[Figure content listings]
══════
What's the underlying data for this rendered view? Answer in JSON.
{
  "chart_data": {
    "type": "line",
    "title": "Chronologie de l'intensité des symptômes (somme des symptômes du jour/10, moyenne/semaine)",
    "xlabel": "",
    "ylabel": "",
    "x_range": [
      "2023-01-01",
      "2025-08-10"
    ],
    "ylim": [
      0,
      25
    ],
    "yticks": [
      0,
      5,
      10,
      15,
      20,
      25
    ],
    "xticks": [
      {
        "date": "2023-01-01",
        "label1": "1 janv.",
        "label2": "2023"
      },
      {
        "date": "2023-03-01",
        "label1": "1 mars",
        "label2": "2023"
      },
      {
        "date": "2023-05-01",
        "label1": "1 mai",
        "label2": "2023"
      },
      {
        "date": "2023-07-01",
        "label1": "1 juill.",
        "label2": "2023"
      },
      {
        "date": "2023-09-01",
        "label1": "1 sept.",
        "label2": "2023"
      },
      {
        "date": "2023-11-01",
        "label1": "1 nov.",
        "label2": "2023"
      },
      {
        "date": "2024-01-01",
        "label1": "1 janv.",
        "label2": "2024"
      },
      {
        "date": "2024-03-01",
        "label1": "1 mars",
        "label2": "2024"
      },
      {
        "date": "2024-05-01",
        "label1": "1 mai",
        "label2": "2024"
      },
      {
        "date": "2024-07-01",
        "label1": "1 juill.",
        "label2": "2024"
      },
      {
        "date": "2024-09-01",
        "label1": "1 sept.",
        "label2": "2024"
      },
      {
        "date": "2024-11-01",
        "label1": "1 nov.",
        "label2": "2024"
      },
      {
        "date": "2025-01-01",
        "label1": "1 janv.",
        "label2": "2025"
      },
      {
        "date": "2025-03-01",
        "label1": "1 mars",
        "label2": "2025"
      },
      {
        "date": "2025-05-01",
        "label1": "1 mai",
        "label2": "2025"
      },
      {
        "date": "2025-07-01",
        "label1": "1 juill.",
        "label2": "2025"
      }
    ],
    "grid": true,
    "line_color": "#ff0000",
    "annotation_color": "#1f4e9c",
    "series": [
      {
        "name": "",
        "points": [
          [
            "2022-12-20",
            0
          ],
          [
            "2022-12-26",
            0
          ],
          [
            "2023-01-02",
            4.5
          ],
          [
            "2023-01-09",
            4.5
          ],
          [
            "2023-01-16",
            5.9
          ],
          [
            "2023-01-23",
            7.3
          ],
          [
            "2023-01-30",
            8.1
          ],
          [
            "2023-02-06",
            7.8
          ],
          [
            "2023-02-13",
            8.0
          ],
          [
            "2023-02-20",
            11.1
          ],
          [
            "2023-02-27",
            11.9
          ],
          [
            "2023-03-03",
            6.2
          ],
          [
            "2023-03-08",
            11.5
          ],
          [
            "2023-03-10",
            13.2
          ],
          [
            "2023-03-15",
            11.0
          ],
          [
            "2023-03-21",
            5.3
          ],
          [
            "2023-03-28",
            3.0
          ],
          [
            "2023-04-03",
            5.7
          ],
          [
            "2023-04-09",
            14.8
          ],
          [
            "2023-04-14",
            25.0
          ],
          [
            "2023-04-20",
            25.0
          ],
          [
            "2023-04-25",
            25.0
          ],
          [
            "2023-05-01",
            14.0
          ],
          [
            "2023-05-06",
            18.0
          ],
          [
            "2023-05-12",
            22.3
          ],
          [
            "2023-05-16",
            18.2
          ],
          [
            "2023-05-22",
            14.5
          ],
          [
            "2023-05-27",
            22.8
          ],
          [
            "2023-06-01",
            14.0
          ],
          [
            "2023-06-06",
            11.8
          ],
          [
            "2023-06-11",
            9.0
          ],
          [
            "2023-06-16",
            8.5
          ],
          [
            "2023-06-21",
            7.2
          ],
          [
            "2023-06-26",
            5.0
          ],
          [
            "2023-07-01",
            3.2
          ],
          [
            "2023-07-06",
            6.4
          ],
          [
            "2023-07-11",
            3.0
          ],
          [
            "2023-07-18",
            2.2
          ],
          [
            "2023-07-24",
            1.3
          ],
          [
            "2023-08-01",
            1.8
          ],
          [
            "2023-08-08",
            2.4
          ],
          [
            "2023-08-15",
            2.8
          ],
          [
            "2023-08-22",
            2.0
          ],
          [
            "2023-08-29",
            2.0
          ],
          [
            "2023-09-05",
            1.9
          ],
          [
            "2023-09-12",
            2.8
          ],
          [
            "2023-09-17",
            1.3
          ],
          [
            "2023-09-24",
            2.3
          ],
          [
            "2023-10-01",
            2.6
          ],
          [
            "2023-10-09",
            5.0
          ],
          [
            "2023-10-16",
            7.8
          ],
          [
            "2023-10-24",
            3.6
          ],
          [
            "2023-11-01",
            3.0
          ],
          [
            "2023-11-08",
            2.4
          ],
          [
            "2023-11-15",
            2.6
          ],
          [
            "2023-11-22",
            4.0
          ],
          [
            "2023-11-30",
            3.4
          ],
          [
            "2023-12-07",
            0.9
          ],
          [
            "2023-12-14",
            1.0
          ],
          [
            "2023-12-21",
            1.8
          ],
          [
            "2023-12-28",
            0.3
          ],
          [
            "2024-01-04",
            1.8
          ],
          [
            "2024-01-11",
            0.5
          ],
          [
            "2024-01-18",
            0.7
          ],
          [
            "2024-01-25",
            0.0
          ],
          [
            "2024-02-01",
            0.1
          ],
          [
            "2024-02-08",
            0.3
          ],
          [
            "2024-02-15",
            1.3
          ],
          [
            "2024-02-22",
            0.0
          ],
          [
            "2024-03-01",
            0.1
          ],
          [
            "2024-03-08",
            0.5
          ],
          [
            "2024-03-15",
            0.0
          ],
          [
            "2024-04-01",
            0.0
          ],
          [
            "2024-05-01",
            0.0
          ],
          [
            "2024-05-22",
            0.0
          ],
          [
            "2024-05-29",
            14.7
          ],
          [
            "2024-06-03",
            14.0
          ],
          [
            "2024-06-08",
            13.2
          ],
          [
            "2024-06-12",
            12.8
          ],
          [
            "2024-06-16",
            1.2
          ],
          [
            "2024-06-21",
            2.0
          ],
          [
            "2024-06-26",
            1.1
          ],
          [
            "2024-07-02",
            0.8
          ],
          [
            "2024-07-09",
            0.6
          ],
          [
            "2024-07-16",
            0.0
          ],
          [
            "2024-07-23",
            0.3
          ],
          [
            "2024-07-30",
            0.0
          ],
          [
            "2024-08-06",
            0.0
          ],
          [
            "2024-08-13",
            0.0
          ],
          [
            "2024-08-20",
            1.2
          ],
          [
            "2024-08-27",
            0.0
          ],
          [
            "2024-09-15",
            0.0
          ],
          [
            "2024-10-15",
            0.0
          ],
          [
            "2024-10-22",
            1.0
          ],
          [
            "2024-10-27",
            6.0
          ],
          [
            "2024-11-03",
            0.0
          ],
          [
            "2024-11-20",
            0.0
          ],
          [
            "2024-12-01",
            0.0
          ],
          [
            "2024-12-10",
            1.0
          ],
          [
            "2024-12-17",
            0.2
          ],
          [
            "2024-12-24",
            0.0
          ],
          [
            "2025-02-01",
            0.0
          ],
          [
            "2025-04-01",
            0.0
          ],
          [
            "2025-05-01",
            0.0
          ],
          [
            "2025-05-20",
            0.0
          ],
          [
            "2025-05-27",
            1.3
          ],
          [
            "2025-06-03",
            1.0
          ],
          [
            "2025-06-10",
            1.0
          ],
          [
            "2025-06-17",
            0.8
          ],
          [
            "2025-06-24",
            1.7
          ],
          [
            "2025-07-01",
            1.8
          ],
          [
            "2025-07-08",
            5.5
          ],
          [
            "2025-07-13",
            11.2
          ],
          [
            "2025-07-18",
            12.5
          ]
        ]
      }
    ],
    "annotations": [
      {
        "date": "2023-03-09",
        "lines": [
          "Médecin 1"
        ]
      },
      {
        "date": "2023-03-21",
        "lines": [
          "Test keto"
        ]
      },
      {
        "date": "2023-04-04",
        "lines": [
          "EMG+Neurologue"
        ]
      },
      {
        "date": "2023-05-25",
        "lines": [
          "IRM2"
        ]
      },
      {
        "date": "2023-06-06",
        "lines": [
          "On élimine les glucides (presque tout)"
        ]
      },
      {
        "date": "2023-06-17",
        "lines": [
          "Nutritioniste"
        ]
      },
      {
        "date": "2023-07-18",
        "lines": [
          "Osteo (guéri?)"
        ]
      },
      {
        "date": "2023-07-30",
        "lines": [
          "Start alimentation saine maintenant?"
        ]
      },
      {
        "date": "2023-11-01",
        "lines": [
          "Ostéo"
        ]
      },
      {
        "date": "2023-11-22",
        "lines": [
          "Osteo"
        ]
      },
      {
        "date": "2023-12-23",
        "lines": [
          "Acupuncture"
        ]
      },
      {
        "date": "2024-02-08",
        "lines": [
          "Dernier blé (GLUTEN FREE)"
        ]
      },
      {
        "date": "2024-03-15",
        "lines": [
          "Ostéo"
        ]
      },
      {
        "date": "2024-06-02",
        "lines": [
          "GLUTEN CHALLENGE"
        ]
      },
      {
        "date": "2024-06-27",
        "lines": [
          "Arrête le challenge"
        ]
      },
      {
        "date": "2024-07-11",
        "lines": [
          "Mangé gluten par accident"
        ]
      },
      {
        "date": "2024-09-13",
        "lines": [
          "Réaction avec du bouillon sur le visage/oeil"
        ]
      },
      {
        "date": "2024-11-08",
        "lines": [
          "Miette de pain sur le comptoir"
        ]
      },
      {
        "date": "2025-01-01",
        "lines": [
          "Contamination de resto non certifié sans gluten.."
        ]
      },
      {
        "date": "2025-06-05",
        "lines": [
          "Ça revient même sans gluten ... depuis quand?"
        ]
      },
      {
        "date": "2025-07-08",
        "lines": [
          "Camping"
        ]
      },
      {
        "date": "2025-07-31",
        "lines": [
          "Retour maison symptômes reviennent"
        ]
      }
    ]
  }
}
══════
DIRECTION: Among the lines above, how many contain the string "symptômes"? State the number alone.

WORKED ANSWER: 2